Esercizi:
[A] Ricopia parola per parola, dal testo sul flâneur, tutto ciò che va da "Se la rivoluzione" giù fino a "e sociali, il flâneur.".
[B] Riprendi il testo sul flâneur e proseguilo a partire dalla sua ultima frase.

Testo da leggere:
_ _ _
L’arte di andare a passeggio (Elliot, 2014) di Franz Hessel, padre di Stephane, l’autore del recente pamphlet Indignatevi, così si rivolgeva ai suoi contemporanei.

Se la rivoluzione industriale e l’avvento del capitalismo hanno tolto l’aura all’artista, è pur vero che hanno partorito una delle figure letterarie più affascinanti, portato dei rivolgimenti economici e sociali, il flâneur.

Tra le figure letterarie quella del flâneur è quella che si è distinta dall’Ottocento a oggi per la sua presenza obliqua, inclassificabile dal punto di vista sociale e metamorfica. Al flâneur, parola introdotta dal poeta decadente Charles Baudelaire nella seconda metà dell’Ottocento, è richiesto di immergersi nella metropoli e diventare come un «botanico del marciapiede». Al di là della pregiudiziale etichetta di perdigiorno, come reazione all’alienazione imperante il poeta si vedeva quasi costretto a rifugiarsi in una sorta di eutanasia emotiva che regalava giornate di pochi affanni e nessun altro pensiero. Gli era richiesto di girovagare senza meta e limiti di orari o impegni e osservare i comportamenti come un vero e proprio sociologo o antropologo. Il flâneur è dunque un tipo sociale nato in un determinato contesto e legato in particolar modo alla capitale francese.
_ _ _
Dati forniti:
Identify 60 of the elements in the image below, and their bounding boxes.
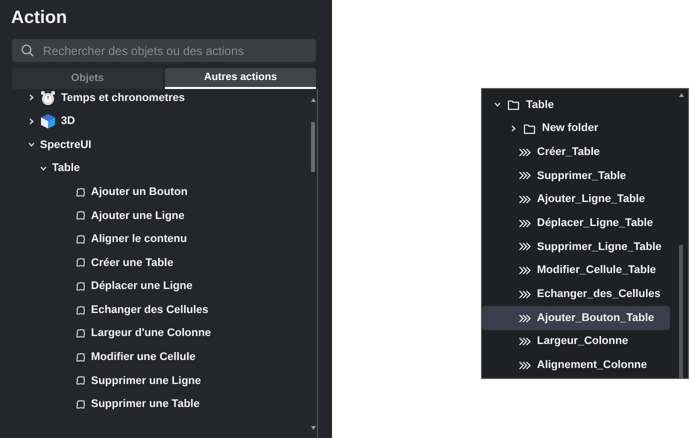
_ _ _
Risposte per esercizio:
[A]
Se la rivoluzione industriale e l’avvento del capitalismo hanno tolto l’aura all’artista, è pur vero che hanno partorito una delle figure letterarie più affascinanti, portato dei rivolgimenti economici e sociali, il flâneur.

[B]
L’arte di andare a passeggio è il risultato del bighellonare di Hessel in giro fra case, quartieri e bar che, fingendo di descrivere, orecchiare e registrare, trasfigura. La sua gente di Berlino o Parigi è un piccolo e anomalo microcosmo in implosione. Curiosi e modesti tipi umani, discrete presenze di un mondo indaffarato e mondano, strade e città sono così colti in trasformazione.

In queste sue brevi prose, dal linguaggio semplice e a volte dallo stile favolistico, non c’è intreccio, c’è solo erranza, considerazioni annotate con il lapis in una pausa tra un tempo e l’altro della sua lenta, incessante flânerie.

Figure secondarie e dimesse al limite del grottesco popolano l’immaginario poetico e narrativo hesseliano, ma il vero protagonista dei suoi racconti è il passante solitario.

Il flâneur di Hessel, osservatore critico e distaccato della scena urbana, tenta di decifrare questo spettacolo, mai però compromettendosi e contaminandosi con esso. La sua passeggiata senza meta si oppone al flusso incessante quasi ipnotico della folla. E neppure tenta di dare un ordine al caotico labirinto della città moderna come invece cercava di fare l’amico Walter Benjamin, con cui tradurrà in tedesco due volumi della Recherche di Proust.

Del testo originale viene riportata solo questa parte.